Payments and market infrastructure development: Federal Reserve Systems’ FedNow

The world’s first cloud-native, instant payments RTGS was delivered on schedule and looks set to transform US payments

Federal Reserve

The highly complex payments system of the world’s largest economy was transformed in July 2023, when the US Federal Reserve System went live with its FedNow service.

The new, cloud-based real-time gross settlement system will allow some 9,000 banks and payment services providers in the US to facilitate instant payments across the country, based on Fed technology that was developed in-house.

The US has been comparatively slow to adopt instant payments, in part due to its complex and fragmented financial system, says Nick Stanescu, executive vice-president at the Federal Reserve Bank of Boston and chief executive of FedNow. 

Nick Stanescu, FedNow
Nick Stanescu

But FedNow benefits from some ‘second mover’ advantages. “We are the first cloud-native instant payments, real-time gross settlement system in the world,” says Ken Montgomery, first vice-president and chief operating officer at the Federal Reserve Bank of Boston. 

Cloud technology offers the Fed the ability to improve resiliency, scale its footprint, deliver new features for evolving use cases and support 24/7 services, Fed officials say.  

Importantly, the system is designed to never lose a transaction.

“We’re running a distributed system across the United States. Each instance can back one another, so even if our service provider had a failure in the East Coast, we could recover using resources on the West Coast. We have complete redundancy within all the regions, both locally and nationally,” says Montgomery. 

“As ledgers are being updated, as we’re going through different components of logging the transaction, nothing completes until the previous set is completed,” Montgomery adds. 

Stanescu stresses that major and minor technology innovations were required to maintain this lossless state across both coasts. 

FedNow also settles directly against the master accounts of the Federal Reserve. “It doesn’t require pre-funding. It processes and settles transactions on a real-time gross basis, so payments are settled one-to-one, with finality,” Stanescu adds.

|---|

- _Direction 1_
Render the entries from the line with "List 64 of the" to the line with "checkbox-label[interactable]: HTM解码 [523, 320, 565, 330]" as a Markdown table with the columns "No." and "Line". Leave out blank lines and any pictures.

- _Data provided_
|---|

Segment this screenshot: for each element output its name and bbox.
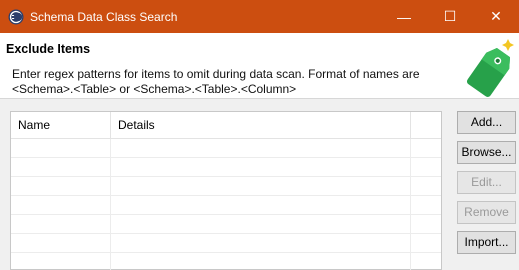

|---|

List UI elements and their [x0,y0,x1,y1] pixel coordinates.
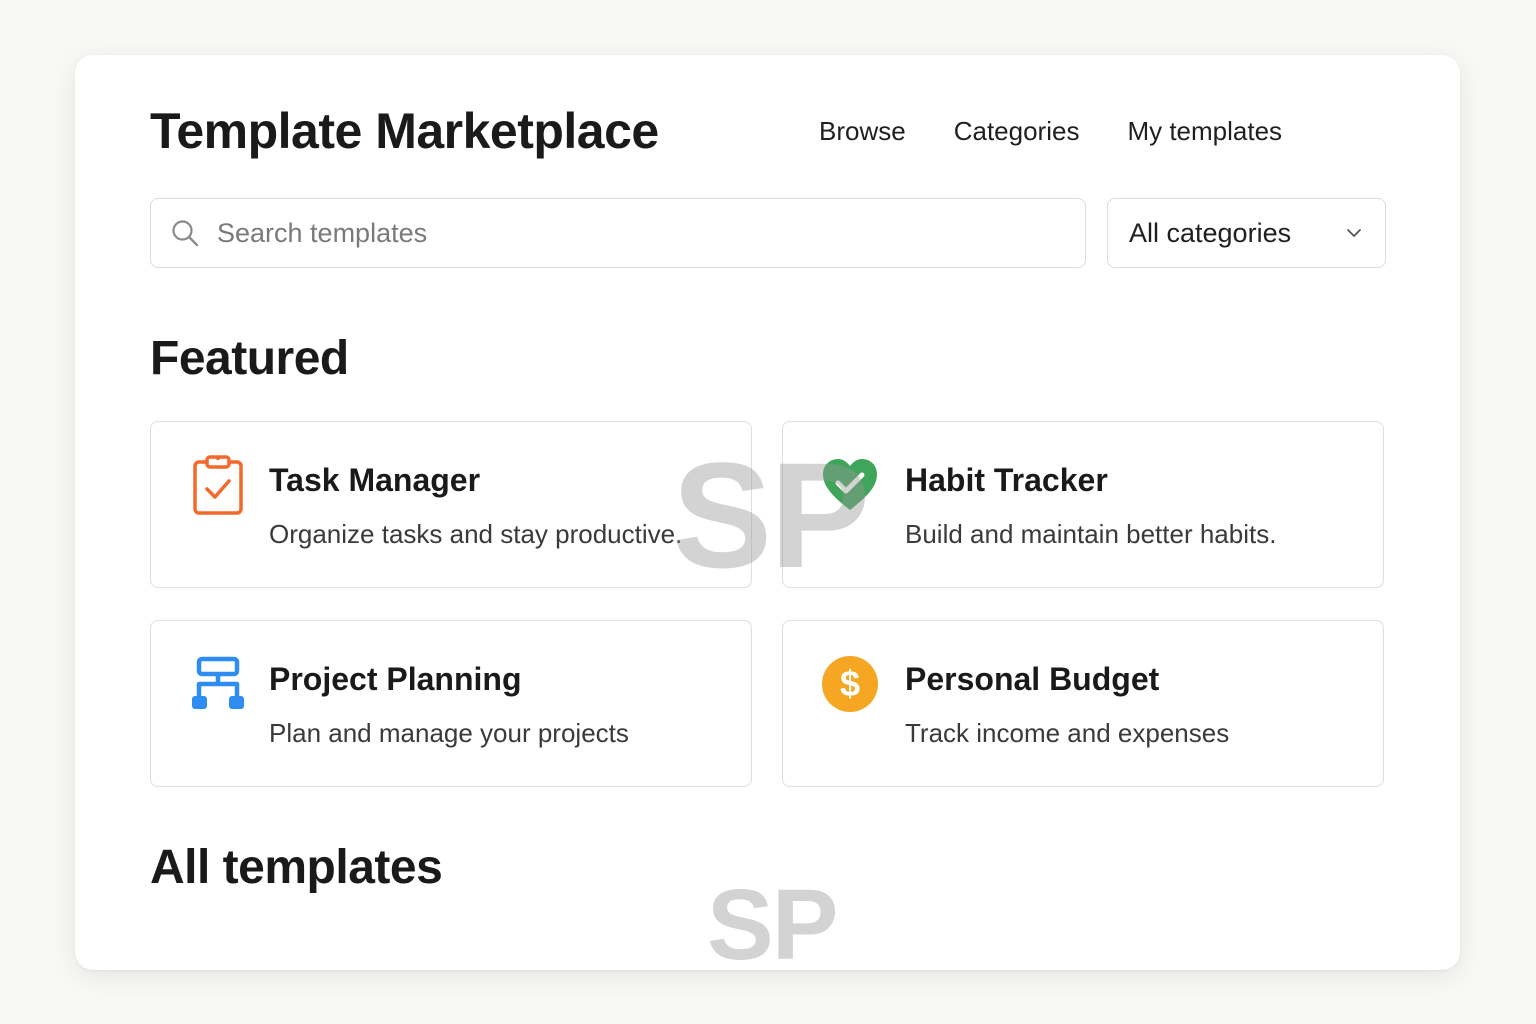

|---|

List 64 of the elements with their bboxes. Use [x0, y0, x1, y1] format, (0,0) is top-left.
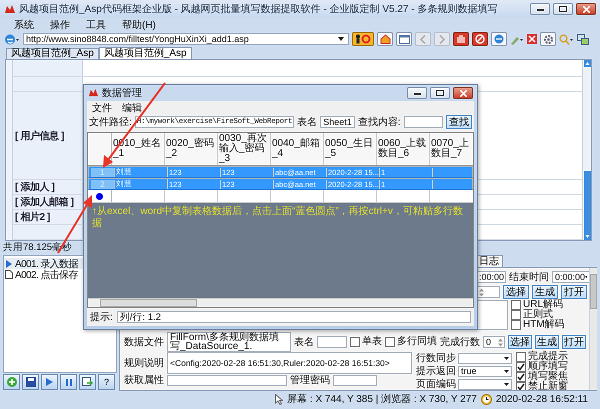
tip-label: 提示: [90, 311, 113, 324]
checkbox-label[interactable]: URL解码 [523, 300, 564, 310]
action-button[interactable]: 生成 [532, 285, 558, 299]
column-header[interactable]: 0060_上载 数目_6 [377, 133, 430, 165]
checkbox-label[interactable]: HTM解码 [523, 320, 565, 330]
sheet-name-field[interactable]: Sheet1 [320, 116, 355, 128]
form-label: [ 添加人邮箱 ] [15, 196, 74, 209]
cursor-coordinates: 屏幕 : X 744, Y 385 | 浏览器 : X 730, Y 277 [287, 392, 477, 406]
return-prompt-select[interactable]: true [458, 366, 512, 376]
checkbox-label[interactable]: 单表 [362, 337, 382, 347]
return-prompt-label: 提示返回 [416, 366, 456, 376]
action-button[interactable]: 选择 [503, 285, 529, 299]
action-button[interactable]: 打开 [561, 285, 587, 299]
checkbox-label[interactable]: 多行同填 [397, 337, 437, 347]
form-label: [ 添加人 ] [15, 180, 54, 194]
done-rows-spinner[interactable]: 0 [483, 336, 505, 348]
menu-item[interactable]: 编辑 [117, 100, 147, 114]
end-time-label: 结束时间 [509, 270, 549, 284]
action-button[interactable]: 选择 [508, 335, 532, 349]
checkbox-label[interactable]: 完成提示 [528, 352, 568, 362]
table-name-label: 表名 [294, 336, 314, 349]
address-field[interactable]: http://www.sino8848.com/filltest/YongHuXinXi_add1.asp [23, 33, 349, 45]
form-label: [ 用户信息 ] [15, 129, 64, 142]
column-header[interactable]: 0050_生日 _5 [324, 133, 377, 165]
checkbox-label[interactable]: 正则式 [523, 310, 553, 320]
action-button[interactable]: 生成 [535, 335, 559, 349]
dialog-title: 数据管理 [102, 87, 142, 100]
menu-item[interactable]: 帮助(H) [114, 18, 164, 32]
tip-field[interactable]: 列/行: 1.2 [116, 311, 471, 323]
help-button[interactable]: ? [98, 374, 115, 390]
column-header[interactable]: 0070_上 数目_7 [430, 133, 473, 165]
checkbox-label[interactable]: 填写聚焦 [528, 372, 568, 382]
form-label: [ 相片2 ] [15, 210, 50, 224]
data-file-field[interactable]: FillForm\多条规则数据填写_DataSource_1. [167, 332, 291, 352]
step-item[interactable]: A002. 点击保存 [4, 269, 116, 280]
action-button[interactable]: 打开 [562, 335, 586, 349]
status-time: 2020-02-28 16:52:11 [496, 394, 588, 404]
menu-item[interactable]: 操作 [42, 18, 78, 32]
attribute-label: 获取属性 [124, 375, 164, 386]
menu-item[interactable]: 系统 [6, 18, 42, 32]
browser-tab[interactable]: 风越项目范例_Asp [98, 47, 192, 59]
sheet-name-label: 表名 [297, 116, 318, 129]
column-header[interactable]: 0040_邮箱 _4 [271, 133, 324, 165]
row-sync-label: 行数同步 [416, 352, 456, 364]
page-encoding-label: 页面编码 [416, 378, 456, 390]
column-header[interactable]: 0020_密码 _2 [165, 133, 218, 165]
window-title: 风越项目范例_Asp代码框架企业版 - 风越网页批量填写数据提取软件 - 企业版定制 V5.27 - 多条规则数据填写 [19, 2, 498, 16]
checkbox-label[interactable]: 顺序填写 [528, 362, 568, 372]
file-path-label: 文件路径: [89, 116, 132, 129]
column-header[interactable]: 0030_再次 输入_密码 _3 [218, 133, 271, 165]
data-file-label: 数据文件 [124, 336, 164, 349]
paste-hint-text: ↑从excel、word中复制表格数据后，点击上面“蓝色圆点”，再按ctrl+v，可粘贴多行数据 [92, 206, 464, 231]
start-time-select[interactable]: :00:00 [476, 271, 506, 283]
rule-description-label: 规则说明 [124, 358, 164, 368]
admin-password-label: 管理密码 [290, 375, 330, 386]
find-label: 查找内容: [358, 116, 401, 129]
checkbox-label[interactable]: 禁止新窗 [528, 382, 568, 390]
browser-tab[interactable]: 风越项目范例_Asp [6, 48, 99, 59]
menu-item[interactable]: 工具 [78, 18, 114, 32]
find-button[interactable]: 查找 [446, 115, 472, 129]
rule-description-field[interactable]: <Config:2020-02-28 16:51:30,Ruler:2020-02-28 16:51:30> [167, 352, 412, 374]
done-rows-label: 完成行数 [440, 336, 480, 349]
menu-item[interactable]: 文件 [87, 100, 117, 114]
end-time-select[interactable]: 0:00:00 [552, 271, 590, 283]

|---|

- _Direction 2_
Reproduce the FedNow article from "Cloud technology offers" to "Fed officials say.", switching "resiliency" to "resilience".

- _Exercise answer 1_
| No. | Line |
|---|---|
| 1 | List 64 of the elements with their bboxes. Use [x0, y0, x1, y1] format, (0,0) is top-left. |
| 2 | tip-label: 提示: [90, 311, 113, 324] |
| 3 | checkbox-label[interactable]: URL解码 [523, 300, 564, 310] |
| 4 | action-button[interactable]: 生成 [532, 285, 558, 299] |
| 5 | column-header[interactable]: 0060_上载 数目_6 [377, 133, 430, 165] |
| 6 | checkbox-label[interactable]: HTM解码 [523, 320, 565, 330] |

- _Exercise answer 2_
Cloud technology offers the Fed the ability to improve resilience, scale its footprint, deliver new features for evolving use cases and support 24/7 services, Fed officials say.